[Given problem]
The entries below are to be transcribed in full, without their images.

==== Data to process ====

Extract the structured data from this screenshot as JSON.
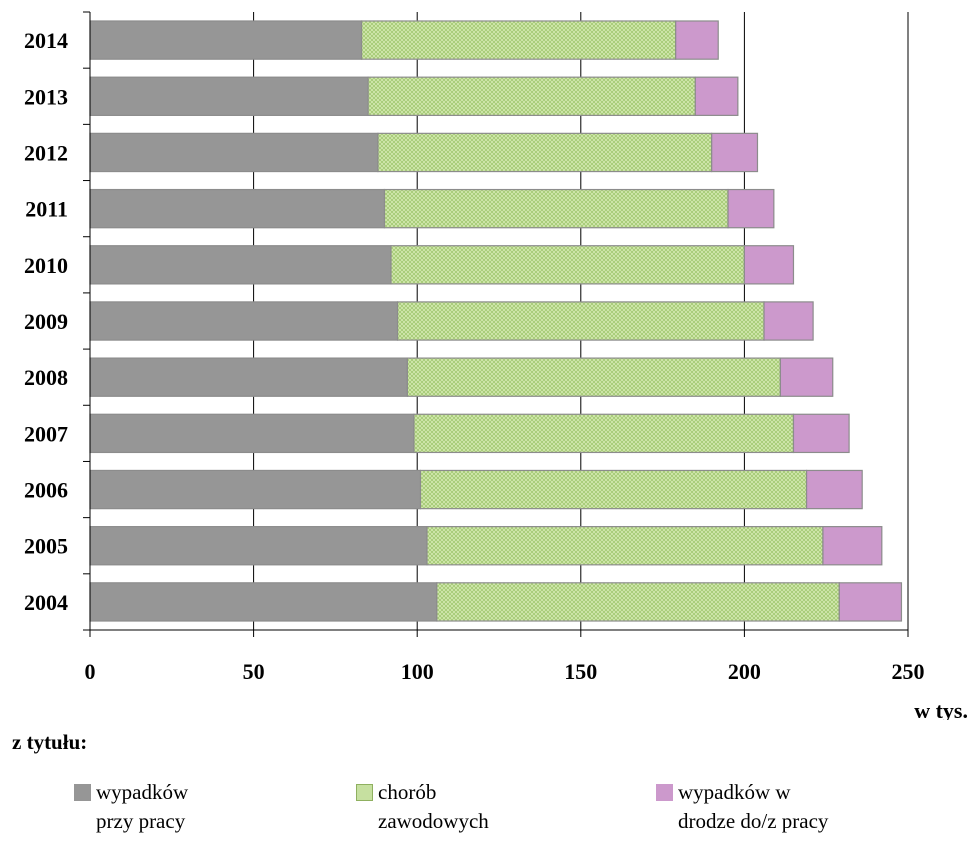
{
  "chart_data": {
    "type": "bar",
    "orientation": "horizontal",
    "stacked": true,
    "categories": [
      "2014",
      "2013",
      "2012",
      "2011",
      "2010",
      "2009",
      "2008",
      "2007",
      "2006",
      "2005",
      "2004"
    ],
    "series": [
      {
        "name": "wypadków przy pracy",
        "color": "#969696",
        "pattern": "solid",
        "values": [
          83,
          85,
          88,
          90,
          92,
          94,
          97,
          99,
          101,
          103,
          106
        ]
      },
      {
        "name": "chorób zawodowych",
        "color": "#c6e0a0",
        "pattern": "crosshatch",
        "values": [
          96,
          100,
          102,
          105,
          108,
          112,
          114,
          116,
          118,
          121,
          123
        ]
      },
      {
        "name": "wypadków w drodze do/z pracy",
        "color": "#cc99cc",
        "pattern": "solid",
        "values": [
          13,
          13,
          14,
          14,
          15,
          15,
          16,
          17,
          17,
          18,
          19
        ]
      }
    ],
    "xlim": [
      0,
      250
    ],
    "xticks": [
      "0",
      "50",
      "100",
      "150",
      "200",
      "250"
    ],
    "xunit": "w tys.",
    "grid": "vertical"
  },
  "legend": {
    "title": "z tytułu:",
    "items": [
      {
        "line1": "wypadków",
        "line2": "przy pracy"
      },
      {
        "line1": "chorób",
        "line2": "zawodowych"
      },
      {
        "line1": "wypadków w",
        "line2": "drodze do/z pracy"
      }
    ]
  }
}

====

[Written response]
Extract the structured data from this screenshot as JSON.
{
  "chart_data": {
    "type": "bar",
    "orientation": "horizontal",
    "stacked": true,
    "categories": [
      "2014",
      "2013",
      "2012",
      "2011",
      "2010",
      "2009",
      "2008",
      "2007",
      "2006",
      "2005",
      "2004"
    ],
    "series": [
      {
        "name": "wypadków przy pracy",
        "color": "#969696",
        "pattern": "solid",
        "values": [
          83,
          85,
          88,
          90,
          92,
          94,
          97,
          99,
          101,
          103,
          106
        ]
      },
      {
        "name": "chorób zawodowych",
        "color": "#c6e0a0",
        "pattern": "crosshatch",
        "values": [
          96,
          100,
          102,
          105,
          108,
          112,
          114,
          116,
          118,
          121,
          123
        ]
      },
      {
        "name": "wypadków w drodze do/z pracy",
        "color": "#cc99cc",
        "pattern": "solid",
        "values": [
          13,
          13,
          14,
          14,
          15,
          15,
          16,
          17,
          17,
          18,
          19
        ]
      }
    ],
    "xlim": [
      0,
      250
    ],
    "xticks": [
      "0",
      "50",
      "100",
      "150",
      "200",
      "250"
    ],
    "xunit": "w tys.",
    "grid": "vertical"
  },
  "legend": {
    "title": "z tytułu:",
    "items": [
      {
        "line1": "wypadków",
        "line2": "przy pracy"
      },
      {
        "line1": "chorób",
        "line2": "zawodowych"
      },
      {
        "line1": "wypadków w",
        "line2": "drodze do/z pracy"
      }
    ]
  }
}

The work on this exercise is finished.